30代、二人以上世帯。人生における大きな転換期を迎える世代であり、子育てや住宅購入など、ライフイベントが目白押しです。金融広報中央委員会の「家計の金融行動に関する世論調査」によると、この世代の平均金融資産保有額は856万円、預貯金は408万円とされています。一見すると安心できる数字に見えるかもしれませんが、その実態は複雑で、将来への不安を抱える世帯も少なくありません。

まず、この「平均」という数字に注意が必要です。平均値は一部の高額保有者によって引き上げられる傾向があり、中央値(データを小さい順に並べたとき、真ん中に位置する値)を見ることでより実態に近い姿が見えてきます。残念ながら、公表されているデータからは中央値を正確に把握することはできませんが、平均値との乖離を考えると、多くの世帯は856万円よりも少ない資産しか保有していない可能性が高いと考えられます。

参照資料 |
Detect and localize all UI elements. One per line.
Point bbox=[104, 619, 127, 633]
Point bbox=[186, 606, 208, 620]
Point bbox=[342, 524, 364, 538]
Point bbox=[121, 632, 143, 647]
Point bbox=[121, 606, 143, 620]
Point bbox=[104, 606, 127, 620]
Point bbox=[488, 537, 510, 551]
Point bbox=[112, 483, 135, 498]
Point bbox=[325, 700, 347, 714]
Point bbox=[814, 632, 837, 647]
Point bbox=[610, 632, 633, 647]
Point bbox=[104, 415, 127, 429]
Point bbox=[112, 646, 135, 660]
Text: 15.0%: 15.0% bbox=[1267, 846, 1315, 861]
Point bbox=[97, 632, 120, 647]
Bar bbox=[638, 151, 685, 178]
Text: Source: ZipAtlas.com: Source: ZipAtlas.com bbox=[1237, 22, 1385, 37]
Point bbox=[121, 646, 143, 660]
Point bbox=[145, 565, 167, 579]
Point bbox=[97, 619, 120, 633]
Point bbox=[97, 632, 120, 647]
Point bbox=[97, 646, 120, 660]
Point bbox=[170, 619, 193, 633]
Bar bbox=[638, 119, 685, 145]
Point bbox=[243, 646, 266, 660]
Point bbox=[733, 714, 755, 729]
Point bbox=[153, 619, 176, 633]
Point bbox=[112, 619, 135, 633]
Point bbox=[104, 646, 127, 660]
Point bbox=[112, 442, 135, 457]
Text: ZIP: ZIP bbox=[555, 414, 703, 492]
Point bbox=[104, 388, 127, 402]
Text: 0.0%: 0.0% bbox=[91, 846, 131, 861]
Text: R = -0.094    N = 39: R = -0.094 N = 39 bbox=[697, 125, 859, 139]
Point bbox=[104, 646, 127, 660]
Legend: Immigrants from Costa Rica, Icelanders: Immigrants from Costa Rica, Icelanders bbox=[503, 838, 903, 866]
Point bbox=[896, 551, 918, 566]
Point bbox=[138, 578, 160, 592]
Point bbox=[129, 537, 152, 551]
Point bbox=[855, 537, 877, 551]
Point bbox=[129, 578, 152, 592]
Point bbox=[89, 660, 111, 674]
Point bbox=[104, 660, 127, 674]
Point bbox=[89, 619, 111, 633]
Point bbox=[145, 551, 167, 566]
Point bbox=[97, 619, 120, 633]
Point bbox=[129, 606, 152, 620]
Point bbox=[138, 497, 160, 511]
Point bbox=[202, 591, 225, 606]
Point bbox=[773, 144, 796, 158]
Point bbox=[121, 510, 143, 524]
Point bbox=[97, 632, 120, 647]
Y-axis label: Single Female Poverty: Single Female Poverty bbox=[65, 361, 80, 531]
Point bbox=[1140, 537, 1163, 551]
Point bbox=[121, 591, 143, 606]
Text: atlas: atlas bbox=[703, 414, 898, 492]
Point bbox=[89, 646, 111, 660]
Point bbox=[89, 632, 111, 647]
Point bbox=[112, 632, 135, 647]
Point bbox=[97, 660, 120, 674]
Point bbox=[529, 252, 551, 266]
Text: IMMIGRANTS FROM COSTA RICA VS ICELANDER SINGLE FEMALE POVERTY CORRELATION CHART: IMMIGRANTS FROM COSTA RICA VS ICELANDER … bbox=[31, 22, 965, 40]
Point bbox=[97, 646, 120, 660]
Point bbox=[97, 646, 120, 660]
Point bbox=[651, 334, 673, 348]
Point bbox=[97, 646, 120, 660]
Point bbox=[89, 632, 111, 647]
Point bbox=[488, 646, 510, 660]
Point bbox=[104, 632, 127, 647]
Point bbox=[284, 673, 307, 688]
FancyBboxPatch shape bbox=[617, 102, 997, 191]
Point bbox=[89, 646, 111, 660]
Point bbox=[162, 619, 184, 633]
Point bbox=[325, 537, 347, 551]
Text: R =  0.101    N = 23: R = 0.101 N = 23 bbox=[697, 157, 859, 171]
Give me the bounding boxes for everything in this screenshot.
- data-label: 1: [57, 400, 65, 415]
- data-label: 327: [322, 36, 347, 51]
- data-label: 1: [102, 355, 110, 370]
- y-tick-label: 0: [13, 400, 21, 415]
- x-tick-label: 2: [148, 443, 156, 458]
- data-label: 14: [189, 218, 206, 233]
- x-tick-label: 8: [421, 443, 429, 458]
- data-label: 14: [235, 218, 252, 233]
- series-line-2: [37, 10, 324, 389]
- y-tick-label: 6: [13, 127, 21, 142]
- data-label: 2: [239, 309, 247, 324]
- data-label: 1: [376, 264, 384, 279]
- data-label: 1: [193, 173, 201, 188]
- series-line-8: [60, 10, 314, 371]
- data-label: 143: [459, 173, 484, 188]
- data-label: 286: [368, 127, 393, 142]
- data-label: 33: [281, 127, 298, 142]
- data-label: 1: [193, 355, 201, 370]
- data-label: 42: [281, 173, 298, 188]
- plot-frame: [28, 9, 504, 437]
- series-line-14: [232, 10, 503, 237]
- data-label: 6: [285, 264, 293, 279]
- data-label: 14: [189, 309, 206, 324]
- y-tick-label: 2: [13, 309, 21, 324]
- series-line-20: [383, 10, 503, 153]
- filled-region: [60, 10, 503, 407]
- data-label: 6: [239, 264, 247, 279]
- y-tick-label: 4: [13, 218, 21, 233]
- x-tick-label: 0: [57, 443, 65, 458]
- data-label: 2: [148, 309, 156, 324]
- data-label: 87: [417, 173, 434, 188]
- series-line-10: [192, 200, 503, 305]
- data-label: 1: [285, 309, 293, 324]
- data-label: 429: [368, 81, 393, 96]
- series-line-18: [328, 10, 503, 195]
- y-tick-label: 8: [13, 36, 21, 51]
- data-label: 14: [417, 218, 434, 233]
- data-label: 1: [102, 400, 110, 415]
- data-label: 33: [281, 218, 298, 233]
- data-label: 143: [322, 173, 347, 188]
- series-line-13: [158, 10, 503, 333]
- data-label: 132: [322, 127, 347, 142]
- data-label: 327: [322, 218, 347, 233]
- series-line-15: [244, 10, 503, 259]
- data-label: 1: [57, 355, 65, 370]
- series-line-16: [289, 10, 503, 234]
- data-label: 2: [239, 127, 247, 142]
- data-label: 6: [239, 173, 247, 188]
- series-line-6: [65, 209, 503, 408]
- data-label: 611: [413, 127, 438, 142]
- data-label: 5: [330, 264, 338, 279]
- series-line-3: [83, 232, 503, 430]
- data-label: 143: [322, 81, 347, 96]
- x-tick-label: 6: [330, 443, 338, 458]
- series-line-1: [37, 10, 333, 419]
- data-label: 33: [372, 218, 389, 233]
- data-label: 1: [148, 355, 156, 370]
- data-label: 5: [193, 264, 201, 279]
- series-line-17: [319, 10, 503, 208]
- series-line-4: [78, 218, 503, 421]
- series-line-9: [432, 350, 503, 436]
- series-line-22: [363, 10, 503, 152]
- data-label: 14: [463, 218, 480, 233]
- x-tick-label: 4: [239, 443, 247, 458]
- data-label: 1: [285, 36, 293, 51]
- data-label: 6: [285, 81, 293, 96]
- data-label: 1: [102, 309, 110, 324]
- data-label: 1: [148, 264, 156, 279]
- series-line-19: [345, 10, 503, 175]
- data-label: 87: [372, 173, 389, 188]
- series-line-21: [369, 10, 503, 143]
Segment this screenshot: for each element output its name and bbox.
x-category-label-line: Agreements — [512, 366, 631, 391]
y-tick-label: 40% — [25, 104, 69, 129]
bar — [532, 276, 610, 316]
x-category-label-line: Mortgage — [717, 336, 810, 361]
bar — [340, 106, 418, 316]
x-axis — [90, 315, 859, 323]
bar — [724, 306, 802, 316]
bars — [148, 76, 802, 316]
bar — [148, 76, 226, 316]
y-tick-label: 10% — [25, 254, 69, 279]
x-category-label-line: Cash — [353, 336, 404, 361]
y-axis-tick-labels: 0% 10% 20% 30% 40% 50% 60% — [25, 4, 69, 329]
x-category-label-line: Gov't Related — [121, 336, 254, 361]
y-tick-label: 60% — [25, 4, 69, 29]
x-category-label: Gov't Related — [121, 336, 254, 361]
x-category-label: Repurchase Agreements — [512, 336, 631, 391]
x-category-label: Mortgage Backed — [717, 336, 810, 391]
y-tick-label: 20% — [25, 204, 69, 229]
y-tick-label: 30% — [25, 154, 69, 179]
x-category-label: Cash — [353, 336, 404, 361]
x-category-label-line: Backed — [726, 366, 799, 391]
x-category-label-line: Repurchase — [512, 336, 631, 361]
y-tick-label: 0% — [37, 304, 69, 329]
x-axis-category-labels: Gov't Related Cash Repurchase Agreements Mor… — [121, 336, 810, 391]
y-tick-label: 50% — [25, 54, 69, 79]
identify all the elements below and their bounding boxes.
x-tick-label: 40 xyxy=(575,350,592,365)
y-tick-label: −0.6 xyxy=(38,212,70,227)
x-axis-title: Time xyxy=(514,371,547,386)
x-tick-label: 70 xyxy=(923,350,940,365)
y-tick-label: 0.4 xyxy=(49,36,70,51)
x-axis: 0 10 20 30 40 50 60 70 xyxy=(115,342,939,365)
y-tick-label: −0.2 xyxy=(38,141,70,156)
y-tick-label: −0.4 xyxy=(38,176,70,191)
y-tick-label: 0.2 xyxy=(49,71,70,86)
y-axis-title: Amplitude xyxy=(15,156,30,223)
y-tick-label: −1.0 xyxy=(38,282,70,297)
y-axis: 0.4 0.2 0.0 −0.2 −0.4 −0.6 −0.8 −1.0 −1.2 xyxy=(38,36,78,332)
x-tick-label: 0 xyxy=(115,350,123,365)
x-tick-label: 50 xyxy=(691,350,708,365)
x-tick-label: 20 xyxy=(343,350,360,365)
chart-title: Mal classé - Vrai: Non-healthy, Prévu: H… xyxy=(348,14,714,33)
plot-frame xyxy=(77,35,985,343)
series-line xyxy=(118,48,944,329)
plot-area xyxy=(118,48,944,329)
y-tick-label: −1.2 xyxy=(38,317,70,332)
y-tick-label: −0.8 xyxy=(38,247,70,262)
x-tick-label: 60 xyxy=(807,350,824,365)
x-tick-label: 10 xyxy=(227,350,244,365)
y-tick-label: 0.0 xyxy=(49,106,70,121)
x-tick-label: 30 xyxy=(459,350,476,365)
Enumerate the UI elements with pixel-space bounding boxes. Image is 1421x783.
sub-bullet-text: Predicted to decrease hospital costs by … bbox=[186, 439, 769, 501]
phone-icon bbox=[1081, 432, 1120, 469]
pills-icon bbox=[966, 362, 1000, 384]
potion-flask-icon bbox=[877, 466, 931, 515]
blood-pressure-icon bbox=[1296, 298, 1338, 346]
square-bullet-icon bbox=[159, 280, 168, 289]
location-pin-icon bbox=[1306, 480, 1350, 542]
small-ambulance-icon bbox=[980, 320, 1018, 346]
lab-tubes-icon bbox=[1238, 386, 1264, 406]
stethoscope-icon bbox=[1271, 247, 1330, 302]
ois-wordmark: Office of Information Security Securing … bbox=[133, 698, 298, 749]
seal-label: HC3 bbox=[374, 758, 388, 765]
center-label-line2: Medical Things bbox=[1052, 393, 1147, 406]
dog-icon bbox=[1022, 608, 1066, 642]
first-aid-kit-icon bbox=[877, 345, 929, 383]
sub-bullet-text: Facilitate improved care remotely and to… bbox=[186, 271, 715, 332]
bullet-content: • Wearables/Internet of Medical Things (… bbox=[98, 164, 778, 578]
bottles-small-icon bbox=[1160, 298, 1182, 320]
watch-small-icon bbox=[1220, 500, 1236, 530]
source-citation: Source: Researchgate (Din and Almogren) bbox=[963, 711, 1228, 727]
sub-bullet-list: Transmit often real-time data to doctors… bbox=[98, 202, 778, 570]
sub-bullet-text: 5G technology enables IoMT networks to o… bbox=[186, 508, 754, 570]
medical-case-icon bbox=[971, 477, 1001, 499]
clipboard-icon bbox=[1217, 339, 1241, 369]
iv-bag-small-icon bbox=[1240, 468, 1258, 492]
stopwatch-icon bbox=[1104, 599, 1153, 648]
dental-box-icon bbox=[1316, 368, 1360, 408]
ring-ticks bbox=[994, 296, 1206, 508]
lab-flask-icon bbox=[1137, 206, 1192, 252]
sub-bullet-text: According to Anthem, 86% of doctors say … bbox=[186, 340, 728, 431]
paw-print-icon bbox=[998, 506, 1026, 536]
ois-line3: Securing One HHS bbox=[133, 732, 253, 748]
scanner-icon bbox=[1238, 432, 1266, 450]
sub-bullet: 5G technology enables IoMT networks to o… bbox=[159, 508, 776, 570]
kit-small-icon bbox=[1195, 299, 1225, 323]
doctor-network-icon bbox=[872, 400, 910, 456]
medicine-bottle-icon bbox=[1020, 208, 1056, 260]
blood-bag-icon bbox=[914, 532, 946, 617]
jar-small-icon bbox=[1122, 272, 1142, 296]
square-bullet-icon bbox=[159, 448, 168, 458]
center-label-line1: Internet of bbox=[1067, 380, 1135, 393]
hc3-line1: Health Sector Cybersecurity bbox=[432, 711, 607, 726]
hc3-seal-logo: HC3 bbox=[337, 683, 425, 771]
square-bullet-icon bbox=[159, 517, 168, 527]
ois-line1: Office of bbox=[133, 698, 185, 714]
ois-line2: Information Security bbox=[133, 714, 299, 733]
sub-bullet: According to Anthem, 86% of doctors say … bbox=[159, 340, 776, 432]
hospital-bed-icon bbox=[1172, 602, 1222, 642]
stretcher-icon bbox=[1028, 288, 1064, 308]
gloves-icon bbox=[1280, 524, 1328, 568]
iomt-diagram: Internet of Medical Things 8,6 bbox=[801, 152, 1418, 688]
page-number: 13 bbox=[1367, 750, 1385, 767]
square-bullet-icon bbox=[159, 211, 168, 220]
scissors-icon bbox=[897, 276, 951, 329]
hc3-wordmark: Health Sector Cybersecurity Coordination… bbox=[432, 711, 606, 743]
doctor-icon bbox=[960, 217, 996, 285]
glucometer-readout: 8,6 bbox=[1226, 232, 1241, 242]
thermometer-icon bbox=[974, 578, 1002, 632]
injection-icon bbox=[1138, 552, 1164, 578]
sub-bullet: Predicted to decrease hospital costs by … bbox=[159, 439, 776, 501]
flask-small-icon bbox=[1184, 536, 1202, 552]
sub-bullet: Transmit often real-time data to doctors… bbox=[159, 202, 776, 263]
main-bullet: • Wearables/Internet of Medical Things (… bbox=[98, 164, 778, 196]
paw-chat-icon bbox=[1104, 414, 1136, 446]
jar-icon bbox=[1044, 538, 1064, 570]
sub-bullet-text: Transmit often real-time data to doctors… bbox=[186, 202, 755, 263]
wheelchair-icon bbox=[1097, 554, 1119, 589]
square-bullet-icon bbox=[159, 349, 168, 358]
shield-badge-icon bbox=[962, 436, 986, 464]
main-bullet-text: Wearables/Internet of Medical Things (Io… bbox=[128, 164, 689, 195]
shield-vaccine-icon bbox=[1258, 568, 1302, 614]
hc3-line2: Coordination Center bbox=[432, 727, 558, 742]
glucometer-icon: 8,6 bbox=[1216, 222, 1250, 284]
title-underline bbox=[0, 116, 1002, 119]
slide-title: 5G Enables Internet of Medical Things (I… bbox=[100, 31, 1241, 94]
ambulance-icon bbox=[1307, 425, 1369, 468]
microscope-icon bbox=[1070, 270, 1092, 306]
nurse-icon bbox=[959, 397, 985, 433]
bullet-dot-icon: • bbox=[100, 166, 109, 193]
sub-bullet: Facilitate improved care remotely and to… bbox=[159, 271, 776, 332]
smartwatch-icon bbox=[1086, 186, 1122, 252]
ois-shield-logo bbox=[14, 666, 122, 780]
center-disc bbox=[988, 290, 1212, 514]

取り組む課題 |
1/ 本文によると、30代の二人以上世帯の預貯金はいくらとされていますか。
2/ 本文のうち、「まず、この「平均」という数字」を含む語句で始まり「可能性が高いと考えられます。」で終わる部分を、一字一句違えずに書き写してください。
各エントリは本文とは別個の資料です。

解答一覧 |
1/ 408万円とされています。

2/
まず、この「平均」という数字に注意が必要です。平均値は一部の高額保有者によって引き上げられる傾向があり、中央値(データを小さい順に並べたとき、真ん中に位置する値)を見ることでより実態に近い姿が見えてきます。残念ながら、公表されているデータからは中央値を正確に把握することはできませんが、平均値との乖離を考えると、多くの世帯は856万円よりも少ない資産しか保有していない可能性が高いと考えられます。